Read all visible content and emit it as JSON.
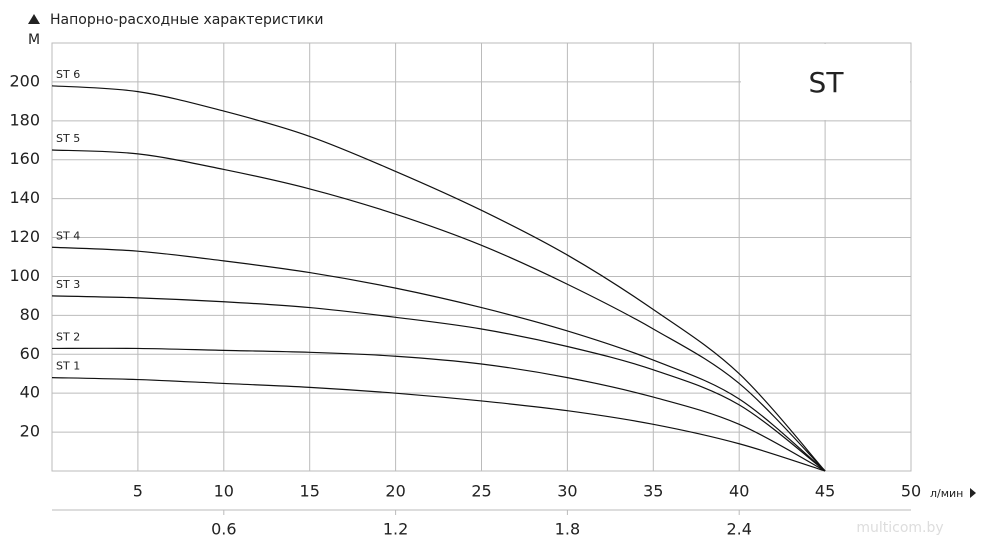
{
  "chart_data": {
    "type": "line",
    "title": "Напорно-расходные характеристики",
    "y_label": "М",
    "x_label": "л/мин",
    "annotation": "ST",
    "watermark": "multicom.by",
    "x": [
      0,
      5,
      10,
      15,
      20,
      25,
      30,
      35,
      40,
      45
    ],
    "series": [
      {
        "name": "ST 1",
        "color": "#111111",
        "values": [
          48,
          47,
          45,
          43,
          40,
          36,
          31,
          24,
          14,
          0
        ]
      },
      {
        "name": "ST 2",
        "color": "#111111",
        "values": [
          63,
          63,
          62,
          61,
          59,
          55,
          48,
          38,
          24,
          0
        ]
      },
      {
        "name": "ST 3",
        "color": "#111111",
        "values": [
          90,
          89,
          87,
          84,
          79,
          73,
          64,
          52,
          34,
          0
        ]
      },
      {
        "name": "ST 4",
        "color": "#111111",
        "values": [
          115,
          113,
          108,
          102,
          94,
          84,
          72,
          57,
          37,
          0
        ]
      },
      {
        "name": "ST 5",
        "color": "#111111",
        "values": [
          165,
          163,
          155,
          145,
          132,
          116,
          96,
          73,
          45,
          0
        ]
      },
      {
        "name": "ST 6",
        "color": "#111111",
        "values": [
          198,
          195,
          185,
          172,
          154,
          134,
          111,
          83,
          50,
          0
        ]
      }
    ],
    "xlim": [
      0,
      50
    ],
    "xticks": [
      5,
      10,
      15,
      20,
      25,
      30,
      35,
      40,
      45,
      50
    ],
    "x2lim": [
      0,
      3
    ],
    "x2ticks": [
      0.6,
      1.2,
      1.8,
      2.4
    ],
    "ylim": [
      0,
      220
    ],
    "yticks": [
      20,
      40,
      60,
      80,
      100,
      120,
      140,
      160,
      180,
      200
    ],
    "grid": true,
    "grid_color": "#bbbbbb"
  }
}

────────────────────────────────────────

DO THIS >> Give all the entries again exactly, dropping each picture.

FULL OUTPUT >>
Read all visible content and emit it as JSON.
{
  "chart_data": {
    "type": "line",
    "title": "Напорно-расходные характеристики",
    "y_label": "М",
    "x_label": "л/мин",
    "annotation": "ST",
    "watermark": "multicom.by",
    "x": [
      0,
      5,
      10,
      15,
      20,
      25,
      30,
      35,
      40,
      45
    ],
    "series": [
      {
        "name": "ST 1",
        "color": "#111111",
        "values": [
          48,
          47,
          45,
          43,
          40,
          36,
          31,
          24,
          14,
          0
        ]
      },
      {
        "name": "ST 2",
        "color": "#111111",
        "values": [
          63,
          63,
          62,
          61,
          59,
          55,
          48,
          38,
          24,
          0
        ]
      },
      {
        "name": "ST 3",
        "color": "#111111",
        "values": [
          90,
          89,
          87,
          84,
          79,
          73,
          64,
          52,
          34,
          0
        ]
      },
      {
        "name": "ST 4",
        "color": "#111111",
        "values": [
          115,
          113,
          108,
          102,
          94,
          84,
          72,
          57,
          37,
          0
        ]
      },
      {
        "name": "ST 5",
        "color": "#111111",
        "values": [
          165,
          163,
          155,
          145,
          132,
          116,
          96,
          73,
          45,
          0
        ]
      },
      {
        "name": "ST 6",
        "color": "#111111",
        "values": [
          198,
          195,
          185,
          172,
          154,
          134,
          111,
          83,
          50,
          0
        ]
      }
    ],
    "xlim": [
      0,
      50
    ],
    "xticks": [
      5,
      10,
      15,
      20,
      25,
      30,
      35,
      40,
      45,
      50
    ],
    "x2lim": [
      0,
      3
    ],
    "x2ticks": [
      0.6,
      1.2,
      1.8,
      2.4
    ],
    "ylim": [
      0,
      220
    ],
    "yticks": [
      20,
      40,
      60,
      80,
      100,
      120,
      140,
      160,
      180,
      200
    ],
    "grid": true,
    "grid_color": "#bbbbbb"
  }
}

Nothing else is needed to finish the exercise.